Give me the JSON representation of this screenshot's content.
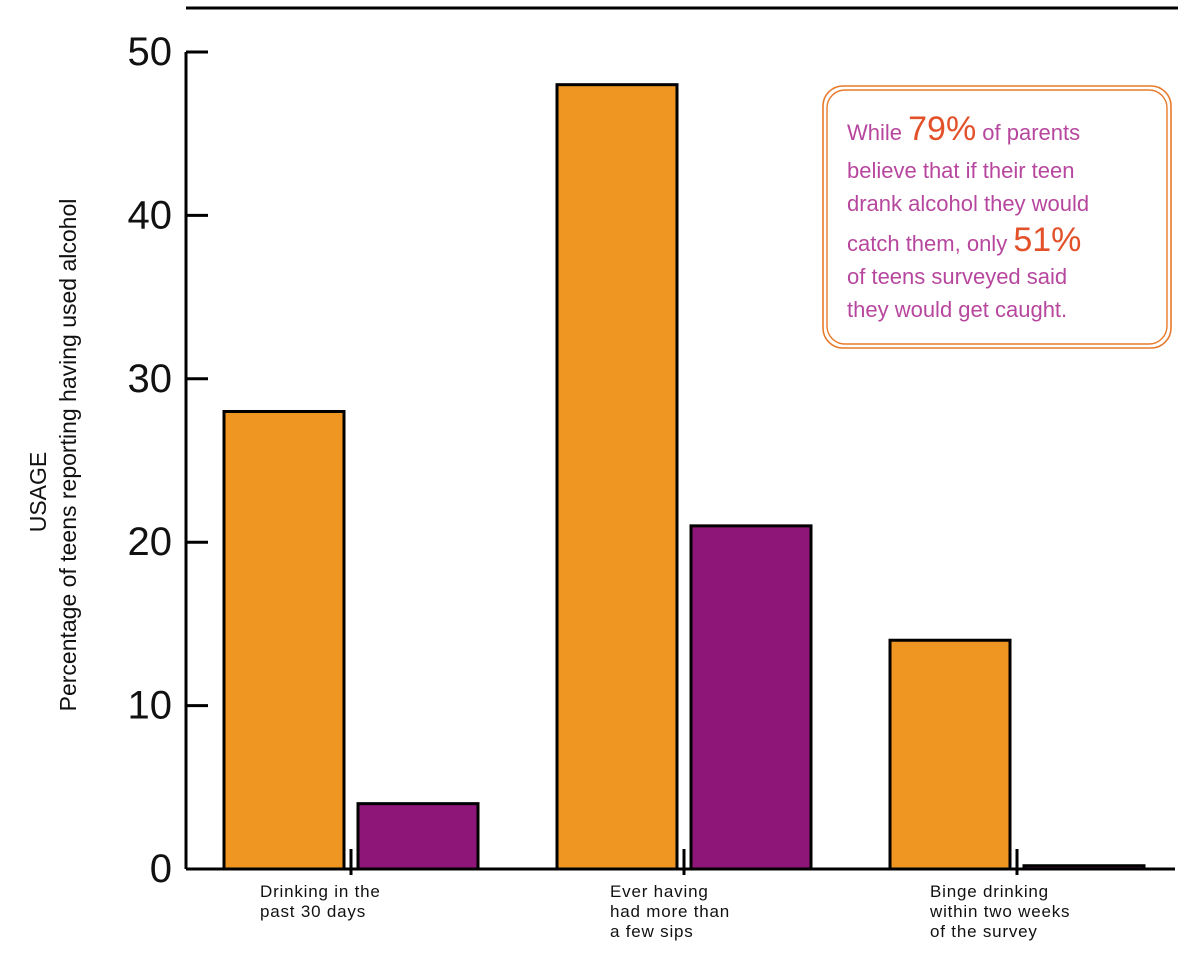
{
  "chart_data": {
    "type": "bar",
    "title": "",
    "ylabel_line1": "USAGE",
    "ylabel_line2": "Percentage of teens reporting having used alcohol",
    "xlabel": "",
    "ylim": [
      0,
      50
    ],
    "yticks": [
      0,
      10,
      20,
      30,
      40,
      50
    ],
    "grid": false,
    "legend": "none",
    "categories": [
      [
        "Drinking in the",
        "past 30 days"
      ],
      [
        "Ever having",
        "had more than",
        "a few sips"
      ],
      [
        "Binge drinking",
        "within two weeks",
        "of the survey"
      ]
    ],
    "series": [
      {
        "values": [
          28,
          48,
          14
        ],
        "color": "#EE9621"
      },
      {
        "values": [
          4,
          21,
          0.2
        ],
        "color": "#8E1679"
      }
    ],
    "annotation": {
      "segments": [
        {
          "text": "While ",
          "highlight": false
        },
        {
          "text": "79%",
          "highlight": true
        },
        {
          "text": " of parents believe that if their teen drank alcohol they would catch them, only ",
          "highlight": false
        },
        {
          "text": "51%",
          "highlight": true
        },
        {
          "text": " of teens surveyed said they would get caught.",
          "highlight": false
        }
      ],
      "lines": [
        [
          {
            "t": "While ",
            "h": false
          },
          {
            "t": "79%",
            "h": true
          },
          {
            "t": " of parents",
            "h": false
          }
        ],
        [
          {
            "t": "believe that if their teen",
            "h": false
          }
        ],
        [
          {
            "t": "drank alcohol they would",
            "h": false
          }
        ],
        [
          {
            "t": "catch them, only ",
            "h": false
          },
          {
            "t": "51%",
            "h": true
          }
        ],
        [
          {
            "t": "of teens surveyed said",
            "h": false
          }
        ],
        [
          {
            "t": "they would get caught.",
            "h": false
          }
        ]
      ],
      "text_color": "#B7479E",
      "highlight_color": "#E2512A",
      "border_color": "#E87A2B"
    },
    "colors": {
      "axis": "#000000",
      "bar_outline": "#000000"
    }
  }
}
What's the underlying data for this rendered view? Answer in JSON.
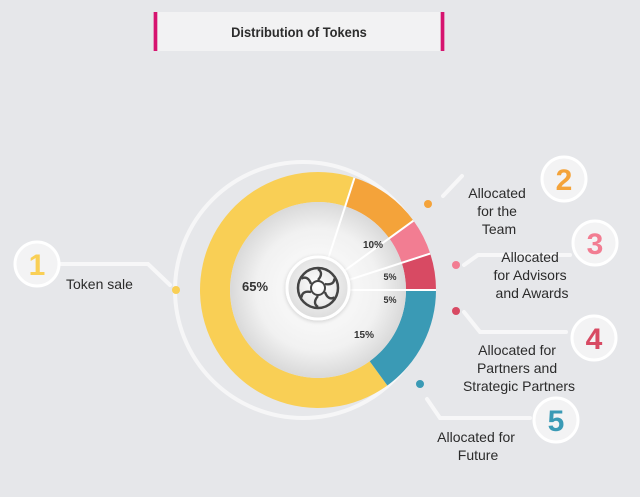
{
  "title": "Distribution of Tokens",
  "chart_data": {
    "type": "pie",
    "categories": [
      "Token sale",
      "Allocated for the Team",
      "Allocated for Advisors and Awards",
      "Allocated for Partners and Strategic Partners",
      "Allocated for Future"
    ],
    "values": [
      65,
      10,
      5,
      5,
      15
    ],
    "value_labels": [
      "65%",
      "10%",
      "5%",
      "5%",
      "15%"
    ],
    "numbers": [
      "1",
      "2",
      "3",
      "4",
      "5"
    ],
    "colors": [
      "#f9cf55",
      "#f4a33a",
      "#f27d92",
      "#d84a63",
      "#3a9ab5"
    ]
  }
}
---
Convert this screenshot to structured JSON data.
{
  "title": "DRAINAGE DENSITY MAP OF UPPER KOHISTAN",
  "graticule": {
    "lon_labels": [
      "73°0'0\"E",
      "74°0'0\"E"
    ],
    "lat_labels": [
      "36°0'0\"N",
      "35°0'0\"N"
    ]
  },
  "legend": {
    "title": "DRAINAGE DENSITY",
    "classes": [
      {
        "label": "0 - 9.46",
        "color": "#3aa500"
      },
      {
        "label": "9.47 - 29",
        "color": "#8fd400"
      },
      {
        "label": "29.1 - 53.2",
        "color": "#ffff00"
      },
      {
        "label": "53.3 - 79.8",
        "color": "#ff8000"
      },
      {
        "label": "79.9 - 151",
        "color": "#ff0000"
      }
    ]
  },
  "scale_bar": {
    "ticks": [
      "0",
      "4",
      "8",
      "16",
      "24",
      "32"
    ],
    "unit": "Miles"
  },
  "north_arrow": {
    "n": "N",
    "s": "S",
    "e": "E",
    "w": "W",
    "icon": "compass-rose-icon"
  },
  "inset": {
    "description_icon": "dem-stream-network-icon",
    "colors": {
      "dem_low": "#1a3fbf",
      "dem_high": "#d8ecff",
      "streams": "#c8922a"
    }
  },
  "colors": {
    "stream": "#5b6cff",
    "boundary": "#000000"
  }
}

§ **Task description**
Reproduce each line holding the word "surveyed".

§ **Response below**
          "text": " of teens surveyed said they would get caught.",
            "t": "of teens surveyed said",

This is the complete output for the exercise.